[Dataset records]
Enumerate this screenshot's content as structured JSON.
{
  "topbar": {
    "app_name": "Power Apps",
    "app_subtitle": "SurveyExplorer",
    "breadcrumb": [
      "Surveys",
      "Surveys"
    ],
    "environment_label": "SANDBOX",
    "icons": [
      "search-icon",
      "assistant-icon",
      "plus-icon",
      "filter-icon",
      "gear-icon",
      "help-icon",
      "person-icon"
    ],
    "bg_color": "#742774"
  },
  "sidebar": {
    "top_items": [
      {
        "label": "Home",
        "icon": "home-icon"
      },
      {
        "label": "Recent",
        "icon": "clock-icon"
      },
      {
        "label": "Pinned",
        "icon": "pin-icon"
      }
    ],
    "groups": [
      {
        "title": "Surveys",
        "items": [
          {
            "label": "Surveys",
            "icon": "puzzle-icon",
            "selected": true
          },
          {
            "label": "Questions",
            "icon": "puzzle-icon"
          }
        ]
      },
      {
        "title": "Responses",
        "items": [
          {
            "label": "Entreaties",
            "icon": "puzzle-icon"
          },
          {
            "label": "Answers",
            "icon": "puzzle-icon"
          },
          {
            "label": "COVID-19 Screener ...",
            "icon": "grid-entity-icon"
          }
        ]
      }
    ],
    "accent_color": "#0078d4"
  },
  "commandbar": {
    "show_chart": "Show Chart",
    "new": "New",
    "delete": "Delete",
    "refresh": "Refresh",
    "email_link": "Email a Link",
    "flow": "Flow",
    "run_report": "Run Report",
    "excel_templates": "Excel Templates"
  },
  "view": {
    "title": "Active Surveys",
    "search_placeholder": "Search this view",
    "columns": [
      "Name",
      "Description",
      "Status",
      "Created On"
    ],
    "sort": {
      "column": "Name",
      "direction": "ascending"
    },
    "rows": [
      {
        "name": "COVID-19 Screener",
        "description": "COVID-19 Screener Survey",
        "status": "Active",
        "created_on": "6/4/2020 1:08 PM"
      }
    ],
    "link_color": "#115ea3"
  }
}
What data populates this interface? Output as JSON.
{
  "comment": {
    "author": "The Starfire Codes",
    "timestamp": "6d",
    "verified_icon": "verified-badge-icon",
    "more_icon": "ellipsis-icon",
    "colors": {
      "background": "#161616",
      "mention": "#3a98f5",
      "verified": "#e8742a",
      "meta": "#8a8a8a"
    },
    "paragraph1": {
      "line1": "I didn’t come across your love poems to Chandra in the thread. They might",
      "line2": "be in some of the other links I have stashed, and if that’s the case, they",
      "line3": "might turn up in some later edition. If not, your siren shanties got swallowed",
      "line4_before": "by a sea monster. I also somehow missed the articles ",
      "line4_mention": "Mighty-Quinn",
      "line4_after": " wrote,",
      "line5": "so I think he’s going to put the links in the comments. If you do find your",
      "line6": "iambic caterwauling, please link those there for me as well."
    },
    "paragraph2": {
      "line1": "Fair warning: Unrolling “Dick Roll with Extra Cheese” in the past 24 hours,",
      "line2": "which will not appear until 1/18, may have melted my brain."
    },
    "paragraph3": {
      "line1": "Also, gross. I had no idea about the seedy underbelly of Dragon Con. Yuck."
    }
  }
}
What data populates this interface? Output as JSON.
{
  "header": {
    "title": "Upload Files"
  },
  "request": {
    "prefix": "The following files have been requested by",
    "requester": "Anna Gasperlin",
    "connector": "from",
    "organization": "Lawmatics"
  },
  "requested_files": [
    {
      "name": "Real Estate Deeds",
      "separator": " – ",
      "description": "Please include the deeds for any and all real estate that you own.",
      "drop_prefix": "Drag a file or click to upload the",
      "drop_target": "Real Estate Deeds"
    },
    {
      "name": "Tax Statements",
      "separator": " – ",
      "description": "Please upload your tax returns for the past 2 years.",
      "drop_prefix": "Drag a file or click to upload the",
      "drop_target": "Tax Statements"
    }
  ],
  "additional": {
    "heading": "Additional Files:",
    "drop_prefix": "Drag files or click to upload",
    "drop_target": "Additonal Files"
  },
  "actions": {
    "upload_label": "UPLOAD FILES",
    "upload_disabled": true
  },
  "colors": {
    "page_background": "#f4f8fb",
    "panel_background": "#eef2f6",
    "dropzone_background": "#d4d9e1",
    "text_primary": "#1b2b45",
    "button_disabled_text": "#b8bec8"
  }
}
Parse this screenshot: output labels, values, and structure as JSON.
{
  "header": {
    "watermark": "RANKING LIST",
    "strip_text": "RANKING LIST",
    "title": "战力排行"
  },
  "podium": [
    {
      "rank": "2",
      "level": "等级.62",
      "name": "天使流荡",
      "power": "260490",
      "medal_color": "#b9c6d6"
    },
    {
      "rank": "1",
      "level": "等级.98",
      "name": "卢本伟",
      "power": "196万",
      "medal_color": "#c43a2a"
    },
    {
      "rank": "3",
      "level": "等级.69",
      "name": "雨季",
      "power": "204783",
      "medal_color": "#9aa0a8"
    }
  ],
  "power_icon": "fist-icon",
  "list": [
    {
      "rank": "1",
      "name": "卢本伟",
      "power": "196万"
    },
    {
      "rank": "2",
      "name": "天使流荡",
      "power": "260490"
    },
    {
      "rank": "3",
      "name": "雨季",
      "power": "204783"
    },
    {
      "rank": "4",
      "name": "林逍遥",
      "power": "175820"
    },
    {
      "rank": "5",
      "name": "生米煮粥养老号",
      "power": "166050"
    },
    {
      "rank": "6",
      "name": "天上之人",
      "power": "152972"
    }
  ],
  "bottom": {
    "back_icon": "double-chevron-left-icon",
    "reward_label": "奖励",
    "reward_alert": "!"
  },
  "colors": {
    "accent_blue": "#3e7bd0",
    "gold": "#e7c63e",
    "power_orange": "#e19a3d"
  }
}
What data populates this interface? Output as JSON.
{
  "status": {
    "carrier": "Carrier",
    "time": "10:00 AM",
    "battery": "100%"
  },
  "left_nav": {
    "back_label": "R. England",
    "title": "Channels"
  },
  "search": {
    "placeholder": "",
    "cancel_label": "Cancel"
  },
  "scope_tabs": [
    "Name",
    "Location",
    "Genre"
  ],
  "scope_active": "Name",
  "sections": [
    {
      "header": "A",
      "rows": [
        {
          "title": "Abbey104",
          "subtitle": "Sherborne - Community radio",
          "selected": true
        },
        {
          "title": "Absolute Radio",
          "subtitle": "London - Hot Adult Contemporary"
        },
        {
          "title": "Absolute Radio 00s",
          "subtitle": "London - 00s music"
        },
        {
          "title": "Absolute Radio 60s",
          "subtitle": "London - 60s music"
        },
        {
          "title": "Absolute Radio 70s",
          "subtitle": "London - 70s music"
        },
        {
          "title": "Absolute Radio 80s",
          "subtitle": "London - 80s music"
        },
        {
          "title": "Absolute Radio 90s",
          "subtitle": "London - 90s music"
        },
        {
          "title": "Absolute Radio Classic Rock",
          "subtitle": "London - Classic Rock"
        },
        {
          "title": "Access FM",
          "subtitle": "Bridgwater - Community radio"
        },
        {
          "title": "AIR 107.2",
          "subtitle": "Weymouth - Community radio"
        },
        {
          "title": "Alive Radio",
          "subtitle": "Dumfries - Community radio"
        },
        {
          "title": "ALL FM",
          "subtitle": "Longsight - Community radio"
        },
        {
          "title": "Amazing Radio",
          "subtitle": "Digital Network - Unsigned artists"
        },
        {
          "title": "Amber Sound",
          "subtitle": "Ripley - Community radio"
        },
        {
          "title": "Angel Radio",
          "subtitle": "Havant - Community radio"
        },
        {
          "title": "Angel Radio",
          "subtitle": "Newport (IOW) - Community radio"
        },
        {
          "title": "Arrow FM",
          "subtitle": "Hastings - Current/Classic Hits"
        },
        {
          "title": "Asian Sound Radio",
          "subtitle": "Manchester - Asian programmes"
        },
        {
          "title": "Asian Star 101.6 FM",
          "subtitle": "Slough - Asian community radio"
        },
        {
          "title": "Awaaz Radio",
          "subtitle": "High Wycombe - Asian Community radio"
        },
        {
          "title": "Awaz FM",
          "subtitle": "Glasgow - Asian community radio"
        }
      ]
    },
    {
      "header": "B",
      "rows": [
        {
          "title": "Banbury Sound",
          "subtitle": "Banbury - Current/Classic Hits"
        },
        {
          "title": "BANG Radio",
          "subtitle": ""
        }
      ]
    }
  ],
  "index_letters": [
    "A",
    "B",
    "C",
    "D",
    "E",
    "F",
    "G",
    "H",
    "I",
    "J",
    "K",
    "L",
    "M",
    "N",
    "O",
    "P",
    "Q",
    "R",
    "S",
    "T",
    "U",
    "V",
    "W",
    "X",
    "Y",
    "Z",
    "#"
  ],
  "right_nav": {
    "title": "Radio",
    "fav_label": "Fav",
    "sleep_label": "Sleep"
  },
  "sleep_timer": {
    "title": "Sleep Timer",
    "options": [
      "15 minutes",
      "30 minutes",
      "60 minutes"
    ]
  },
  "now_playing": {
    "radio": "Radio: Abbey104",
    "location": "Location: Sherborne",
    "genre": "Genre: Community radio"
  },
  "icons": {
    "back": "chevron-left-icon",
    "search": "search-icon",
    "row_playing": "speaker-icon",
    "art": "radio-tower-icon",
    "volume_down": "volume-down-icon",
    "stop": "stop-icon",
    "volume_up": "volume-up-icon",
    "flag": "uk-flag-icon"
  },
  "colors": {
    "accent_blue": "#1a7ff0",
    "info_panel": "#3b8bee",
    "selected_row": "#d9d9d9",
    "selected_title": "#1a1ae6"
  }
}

▸ **TASK**
Out of the material above, select every line that holds the string "Banbury".

▸ **PROBLEM SOLUTION**
          "title": "Banbury Sound",
          "subtitle": "Banbury - Current/Classic Hits"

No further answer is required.